◆ Task details
Return the complete listing that follows, with each line reproduced exactly.

## begin

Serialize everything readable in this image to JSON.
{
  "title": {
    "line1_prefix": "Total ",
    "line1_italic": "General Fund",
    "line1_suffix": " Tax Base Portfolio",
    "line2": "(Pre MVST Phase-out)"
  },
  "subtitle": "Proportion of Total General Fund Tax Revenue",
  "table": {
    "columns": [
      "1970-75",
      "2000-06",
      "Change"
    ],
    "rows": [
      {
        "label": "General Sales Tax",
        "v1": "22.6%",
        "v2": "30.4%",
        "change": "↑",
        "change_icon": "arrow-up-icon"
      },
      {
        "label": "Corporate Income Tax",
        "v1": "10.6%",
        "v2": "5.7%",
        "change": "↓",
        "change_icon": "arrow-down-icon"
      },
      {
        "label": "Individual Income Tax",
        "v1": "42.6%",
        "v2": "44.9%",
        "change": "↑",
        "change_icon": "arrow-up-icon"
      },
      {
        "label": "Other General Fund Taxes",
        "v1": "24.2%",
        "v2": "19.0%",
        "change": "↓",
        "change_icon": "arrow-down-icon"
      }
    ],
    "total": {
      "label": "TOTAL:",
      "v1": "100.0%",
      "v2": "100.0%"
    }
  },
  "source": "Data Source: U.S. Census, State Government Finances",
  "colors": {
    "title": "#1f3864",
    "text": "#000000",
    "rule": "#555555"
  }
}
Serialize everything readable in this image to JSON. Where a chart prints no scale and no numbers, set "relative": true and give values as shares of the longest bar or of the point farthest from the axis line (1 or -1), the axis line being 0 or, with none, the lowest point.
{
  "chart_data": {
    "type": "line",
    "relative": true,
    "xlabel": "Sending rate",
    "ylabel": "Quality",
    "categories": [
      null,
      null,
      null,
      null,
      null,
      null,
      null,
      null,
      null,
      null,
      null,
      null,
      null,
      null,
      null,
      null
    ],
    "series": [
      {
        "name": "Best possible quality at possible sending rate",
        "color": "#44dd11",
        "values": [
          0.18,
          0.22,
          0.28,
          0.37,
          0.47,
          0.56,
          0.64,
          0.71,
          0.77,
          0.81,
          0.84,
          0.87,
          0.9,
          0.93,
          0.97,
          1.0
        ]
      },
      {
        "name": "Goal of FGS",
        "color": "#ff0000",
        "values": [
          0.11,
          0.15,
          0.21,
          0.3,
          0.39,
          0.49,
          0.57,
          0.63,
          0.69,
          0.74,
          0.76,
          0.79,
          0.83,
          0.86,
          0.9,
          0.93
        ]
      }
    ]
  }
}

## end

◆ Output for this exercise
Serialize everything readable in this image to JSON.
{
  "title": {
    "line1_prefix": "Total ",
    "line1_italic": "General Fund",
    "line1_suffix": " Tax Base Portfolio",
    "line2": "(Pre MVST Phase-out)"
  },
  "subtitle": "Proportion of Total General Fund Tax Revenue",
  "table": {
    "columns": [
      "1970-75",
      "2000-06",
      "Change"
    ],
    "rows": [
      {
        "label": "General Sales Tax",
        "v1": "22.6%",
        "v2": "30.4%",
        "change": "↑",
        "change_icon": "arrow-up-icon"
      },
      {
        "label": "Corporate Income Tax",
        "v1": "10.6%",
        "v2": "5.7%",
        "change": "↓",
        "change_icon": "arrow-down-icon"
      },
      {
        "label": "Individual Income Tax",
        "v1": "42.6%",
        "v2": "44.9%",
        "change": "↑",
        "change_icon": "arrow-up-icon"
      },
      {
        "label": "Other General Fund Taxes",
        "v1": "24.2%",
        "v2": "19.0%",
        "change": "↓",
        "change_icon": "arrow-down-icon"
      }
    ],
    "total": {
      "label": "TOTAL:",
      "v1": "100.0%",
      "v2": "100.0%"
    }
  },
  "source": "Data Source: U.S. Census, State Government Finances",
  "colors": {
    "title": "#1f3864",
    "text": "#000000",
    "rule": "#555555"
  }
}
Serialize everything readable in this image to JSON. Where a chart prints no scale and no numbers, set "relative": true and give values as shares of the longest bar or of the point farthest from the axis line (1 or -1), the axis line being 0 or, with none, the lowest point.
{
  "chart_data": {
    "type": "line",
    "relative": true,
    "xlabel": "Sending rate",
    "ylabel": "Quality",
    "categories": [
      null,
      null,
      null,
      null,
      null,
      null,
      null,
      null,
      null,
      null,
      null,
      null,
      null,
      null,
      null,
      null
    ],
    "series": [
      {
        "name": "Best possible quality at possible sending rate",
        "color": "#44dd11",
        "values": [
          0.18,
          0.22,
          0.28,
          0.37,
          0.47,
          0.56,
          0.64,
          0.71,
          0.77,
          0.81,
          0.84,
          0.87,
          0.9,
          0.93,
          0.97,
          1.0
        ]
      },
      {
        "name": "Goal of FGS",
        "color": "#ff0000",
        "values": [
          0.11,
          0.15,
          0.21,
          0.3,
          0.39,
          0.49,
          0.57,
          0.63,
          0.69,
          0.74,
          0.76,
          0.79,
          0.83,
          0.86,
          0.9,
          0.93
        ]
      }
    ]
  }
}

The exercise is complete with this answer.